[BEGIN]

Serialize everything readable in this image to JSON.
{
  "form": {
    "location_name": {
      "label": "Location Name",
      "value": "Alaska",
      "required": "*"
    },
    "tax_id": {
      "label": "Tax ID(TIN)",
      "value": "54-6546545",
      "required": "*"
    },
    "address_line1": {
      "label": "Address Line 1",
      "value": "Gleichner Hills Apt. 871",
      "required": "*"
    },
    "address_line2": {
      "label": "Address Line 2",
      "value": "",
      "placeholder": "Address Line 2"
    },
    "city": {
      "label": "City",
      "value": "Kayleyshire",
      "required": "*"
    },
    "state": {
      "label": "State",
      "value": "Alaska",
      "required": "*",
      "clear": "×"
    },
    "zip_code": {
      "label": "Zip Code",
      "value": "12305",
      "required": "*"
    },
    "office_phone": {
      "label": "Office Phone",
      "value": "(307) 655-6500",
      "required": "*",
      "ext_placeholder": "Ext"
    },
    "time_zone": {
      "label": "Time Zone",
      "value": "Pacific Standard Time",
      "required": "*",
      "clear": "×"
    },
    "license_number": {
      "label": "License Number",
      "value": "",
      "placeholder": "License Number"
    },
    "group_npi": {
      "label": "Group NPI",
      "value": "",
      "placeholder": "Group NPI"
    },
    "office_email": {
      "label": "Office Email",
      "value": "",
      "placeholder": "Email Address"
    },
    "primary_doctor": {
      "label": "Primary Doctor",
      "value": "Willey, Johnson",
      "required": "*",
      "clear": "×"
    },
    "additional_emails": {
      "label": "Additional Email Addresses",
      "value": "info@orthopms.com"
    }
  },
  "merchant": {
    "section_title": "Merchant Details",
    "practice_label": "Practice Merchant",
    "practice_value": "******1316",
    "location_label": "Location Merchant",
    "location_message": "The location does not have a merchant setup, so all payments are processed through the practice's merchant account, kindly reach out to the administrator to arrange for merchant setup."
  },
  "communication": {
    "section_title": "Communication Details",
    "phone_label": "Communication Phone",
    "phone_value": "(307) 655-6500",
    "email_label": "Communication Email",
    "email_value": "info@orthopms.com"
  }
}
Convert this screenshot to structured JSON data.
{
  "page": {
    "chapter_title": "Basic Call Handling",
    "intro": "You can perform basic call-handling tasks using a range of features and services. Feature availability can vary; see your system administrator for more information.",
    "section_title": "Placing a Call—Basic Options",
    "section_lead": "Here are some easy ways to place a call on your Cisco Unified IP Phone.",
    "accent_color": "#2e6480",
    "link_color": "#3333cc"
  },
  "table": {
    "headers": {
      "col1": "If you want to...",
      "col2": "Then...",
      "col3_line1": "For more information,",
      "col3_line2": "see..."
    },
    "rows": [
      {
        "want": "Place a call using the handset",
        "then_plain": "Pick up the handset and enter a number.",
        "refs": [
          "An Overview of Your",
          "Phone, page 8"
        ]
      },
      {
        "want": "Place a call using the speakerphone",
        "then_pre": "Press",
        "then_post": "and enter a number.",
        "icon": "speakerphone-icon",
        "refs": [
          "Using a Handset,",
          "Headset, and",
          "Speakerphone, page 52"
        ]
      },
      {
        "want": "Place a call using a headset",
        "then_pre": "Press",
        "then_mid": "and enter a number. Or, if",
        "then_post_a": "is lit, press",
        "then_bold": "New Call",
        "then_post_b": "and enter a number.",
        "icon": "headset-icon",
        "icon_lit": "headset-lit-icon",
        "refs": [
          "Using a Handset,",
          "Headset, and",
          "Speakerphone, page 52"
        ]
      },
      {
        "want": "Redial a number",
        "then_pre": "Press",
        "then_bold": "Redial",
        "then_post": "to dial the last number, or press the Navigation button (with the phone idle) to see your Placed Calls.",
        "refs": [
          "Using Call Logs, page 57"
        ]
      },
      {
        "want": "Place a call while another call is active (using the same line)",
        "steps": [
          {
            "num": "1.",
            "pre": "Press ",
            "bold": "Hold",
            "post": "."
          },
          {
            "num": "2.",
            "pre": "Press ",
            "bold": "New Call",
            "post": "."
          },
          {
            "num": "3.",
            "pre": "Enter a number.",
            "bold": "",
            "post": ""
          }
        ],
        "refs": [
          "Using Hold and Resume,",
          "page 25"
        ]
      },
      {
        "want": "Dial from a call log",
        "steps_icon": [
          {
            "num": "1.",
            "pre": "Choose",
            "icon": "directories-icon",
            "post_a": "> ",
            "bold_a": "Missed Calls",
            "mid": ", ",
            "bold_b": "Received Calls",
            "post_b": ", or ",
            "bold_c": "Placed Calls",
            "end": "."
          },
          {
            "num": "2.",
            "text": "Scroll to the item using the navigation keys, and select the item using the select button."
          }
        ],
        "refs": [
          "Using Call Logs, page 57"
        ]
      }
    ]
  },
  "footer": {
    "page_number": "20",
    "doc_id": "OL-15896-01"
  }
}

[END]
[BEGIN]

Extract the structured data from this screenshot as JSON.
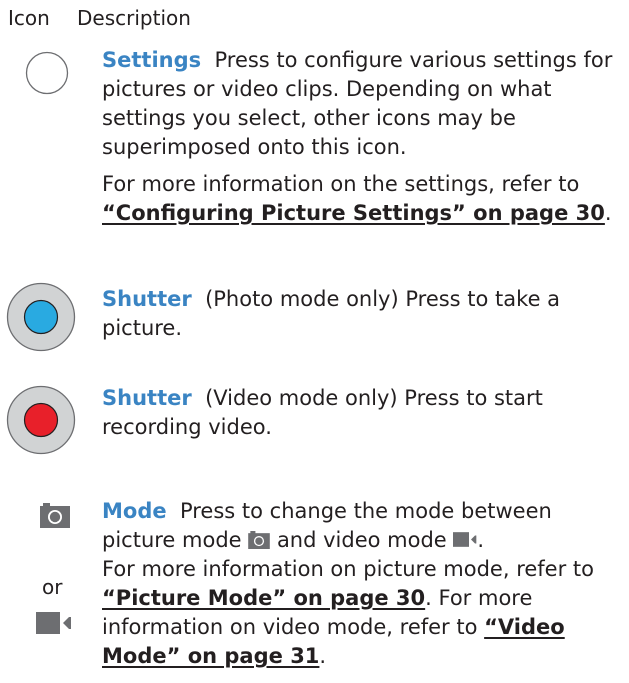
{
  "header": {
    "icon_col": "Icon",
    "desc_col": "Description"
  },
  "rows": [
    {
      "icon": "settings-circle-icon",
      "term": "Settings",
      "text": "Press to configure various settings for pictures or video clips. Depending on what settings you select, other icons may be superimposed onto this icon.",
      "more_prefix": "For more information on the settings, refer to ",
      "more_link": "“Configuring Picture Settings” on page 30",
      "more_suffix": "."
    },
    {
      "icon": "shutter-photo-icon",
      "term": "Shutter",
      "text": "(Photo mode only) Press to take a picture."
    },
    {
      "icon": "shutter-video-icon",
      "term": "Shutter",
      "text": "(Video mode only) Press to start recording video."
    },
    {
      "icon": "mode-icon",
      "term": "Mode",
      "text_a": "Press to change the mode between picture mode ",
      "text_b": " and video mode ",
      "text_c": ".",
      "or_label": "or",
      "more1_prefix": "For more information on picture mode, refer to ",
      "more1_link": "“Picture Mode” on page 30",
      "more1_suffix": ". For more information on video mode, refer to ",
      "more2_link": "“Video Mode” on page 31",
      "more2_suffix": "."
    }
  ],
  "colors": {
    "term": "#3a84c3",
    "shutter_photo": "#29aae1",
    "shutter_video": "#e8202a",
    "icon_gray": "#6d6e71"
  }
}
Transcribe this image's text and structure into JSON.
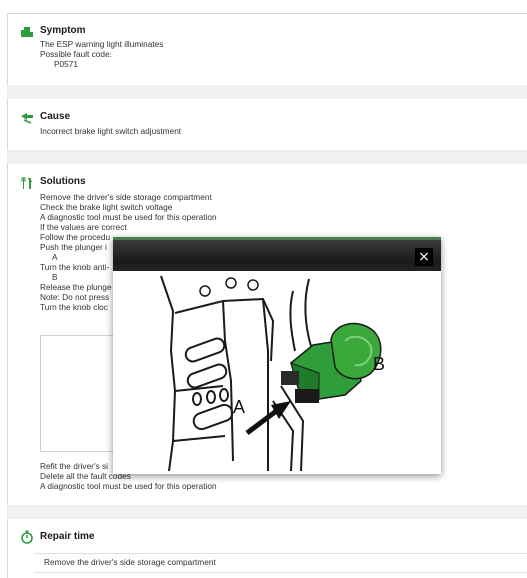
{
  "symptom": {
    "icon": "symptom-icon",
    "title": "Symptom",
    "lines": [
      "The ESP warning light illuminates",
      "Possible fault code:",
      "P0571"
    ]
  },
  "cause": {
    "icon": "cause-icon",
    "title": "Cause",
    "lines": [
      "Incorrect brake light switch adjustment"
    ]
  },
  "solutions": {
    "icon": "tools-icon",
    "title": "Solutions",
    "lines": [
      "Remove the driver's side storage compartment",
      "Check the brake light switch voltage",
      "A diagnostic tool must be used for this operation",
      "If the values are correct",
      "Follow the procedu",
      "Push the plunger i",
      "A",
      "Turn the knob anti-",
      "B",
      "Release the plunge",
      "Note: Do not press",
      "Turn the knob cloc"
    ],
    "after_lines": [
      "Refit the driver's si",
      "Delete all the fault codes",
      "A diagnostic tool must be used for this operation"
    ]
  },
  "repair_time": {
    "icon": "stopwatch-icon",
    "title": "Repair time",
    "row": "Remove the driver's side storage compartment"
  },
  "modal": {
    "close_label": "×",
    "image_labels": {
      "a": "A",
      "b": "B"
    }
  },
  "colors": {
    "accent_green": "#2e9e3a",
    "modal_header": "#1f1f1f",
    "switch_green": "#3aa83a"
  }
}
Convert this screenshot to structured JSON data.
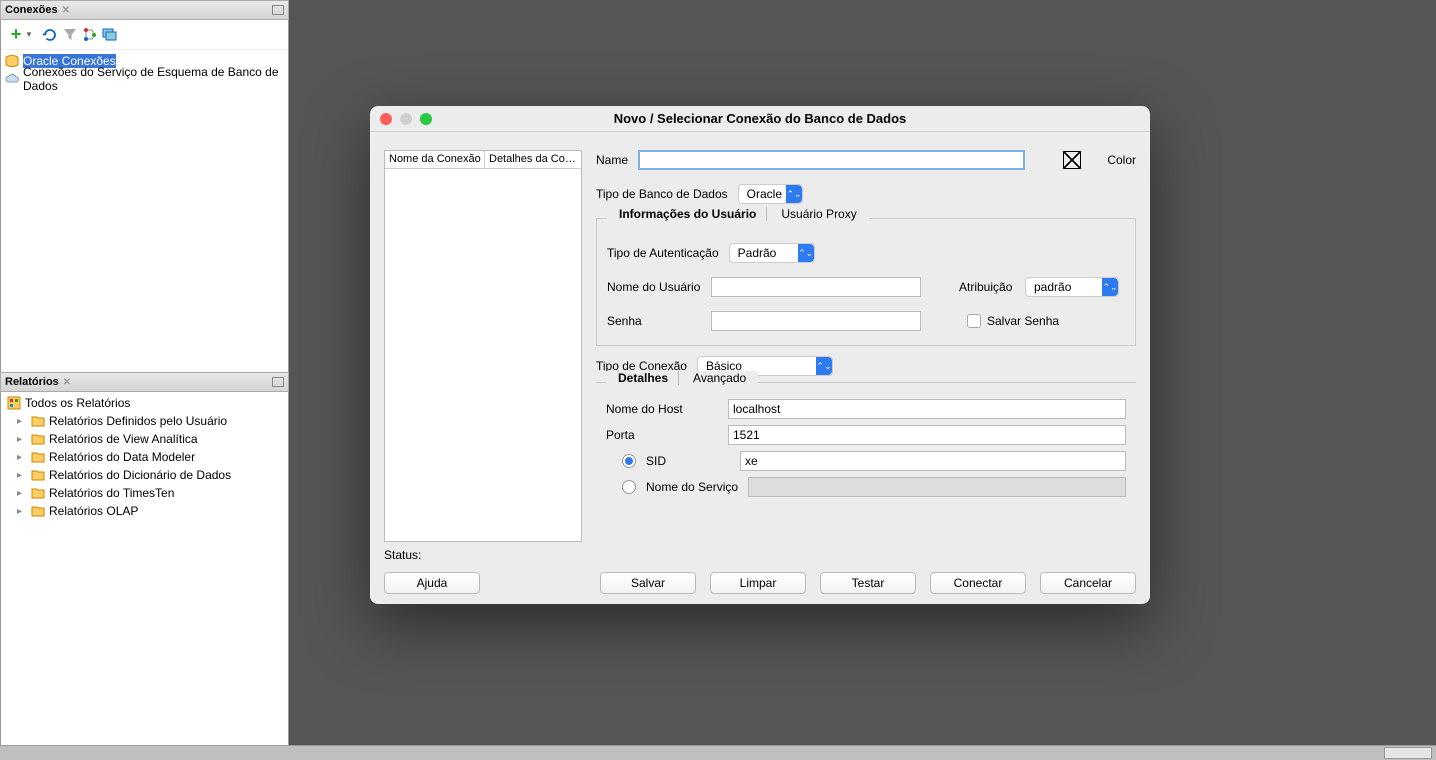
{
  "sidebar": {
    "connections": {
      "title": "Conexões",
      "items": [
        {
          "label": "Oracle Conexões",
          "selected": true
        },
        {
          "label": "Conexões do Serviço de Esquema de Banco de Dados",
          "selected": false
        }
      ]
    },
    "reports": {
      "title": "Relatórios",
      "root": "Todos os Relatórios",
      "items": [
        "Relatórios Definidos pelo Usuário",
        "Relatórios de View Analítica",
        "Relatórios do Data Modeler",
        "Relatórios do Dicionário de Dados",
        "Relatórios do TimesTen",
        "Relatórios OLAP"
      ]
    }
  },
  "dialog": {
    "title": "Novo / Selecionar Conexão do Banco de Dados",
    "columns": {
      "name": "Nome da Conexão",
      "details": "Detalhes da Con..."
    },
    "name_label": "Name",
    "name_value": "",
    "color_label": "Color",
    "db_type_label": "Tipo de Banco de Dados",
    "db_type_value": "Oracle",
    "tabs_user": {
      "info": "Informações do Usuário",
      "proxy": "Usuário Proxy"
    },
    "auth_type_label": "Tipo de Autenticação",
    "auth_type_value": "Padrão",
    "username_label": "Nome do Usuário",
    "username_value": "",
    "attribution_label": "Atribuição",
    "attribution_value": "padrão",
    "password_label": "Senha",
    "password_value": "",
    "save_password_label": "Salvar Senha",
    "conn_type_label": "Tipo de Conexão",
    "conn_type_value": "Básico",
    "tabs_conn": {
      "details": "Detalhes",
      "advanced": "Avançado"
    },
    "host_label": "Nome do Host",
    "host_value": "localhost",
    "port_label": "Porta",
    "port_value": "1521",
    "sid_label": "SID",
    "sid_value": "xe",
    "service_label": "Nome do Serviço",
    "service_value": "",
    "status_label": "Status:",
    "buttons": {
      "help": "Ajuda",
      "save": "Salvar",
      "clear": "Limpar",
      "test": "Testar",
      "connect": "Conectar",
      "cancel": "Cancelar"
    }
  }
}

[END]
[BEGIN]

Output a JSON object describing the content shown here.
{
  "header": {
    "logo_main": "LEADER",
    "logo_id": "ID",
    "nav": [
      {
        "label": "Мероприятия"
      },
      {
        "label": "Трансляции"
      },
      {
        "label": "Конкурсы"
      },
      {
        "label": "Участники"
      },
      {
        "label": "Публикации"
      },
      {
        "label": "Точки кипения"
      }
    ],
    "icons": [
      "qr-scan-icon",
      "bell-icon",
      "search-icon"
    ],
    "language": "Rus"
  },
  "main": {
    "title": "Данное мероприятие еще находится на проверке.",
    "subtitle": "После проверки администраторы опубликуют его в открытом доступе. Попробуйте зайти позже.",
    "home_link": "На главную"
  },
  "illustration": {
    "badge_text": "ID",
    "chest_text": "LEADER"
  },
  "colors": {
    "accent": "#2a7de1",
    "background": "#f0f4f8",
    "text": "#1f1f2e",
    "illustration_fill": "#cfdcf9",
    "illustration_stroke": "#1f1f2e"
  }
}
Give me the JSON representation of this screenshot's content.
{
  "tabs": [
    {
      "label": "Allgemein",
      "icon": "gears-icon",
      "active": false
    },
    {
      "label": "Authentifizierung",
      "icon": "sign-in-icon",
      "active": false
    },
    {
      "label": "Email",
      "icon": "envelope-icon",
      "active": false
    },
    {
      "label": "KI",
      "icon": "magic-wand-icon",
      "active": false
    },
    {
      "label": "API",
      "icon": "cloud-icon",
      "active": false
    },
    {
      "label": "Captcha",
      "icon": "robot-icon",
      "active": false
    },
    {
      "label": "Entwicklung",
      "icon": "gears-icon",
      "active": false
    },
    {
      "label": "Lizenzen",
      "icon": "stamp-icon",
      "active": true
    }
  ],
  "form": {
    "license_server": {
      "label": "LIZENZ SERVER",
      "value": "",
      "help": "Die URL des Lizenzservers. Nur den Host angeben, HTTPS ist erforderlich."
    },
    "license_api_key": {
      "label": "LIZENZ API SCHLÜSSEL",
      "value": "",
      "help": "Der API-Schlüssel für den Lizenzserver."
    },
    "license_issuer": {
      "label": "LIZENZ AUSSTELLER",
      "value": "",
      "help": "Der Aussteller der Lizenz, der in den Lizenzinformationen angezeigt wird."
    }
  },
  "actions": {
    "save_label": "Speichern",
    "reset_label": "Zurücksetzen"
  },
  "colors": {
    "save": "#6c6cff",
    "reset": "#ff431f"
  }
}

[END]

> [TASK STATEMENT] Return only the number of lines in the data above that include the word "want".

> [EXERCISE ANSWER] 7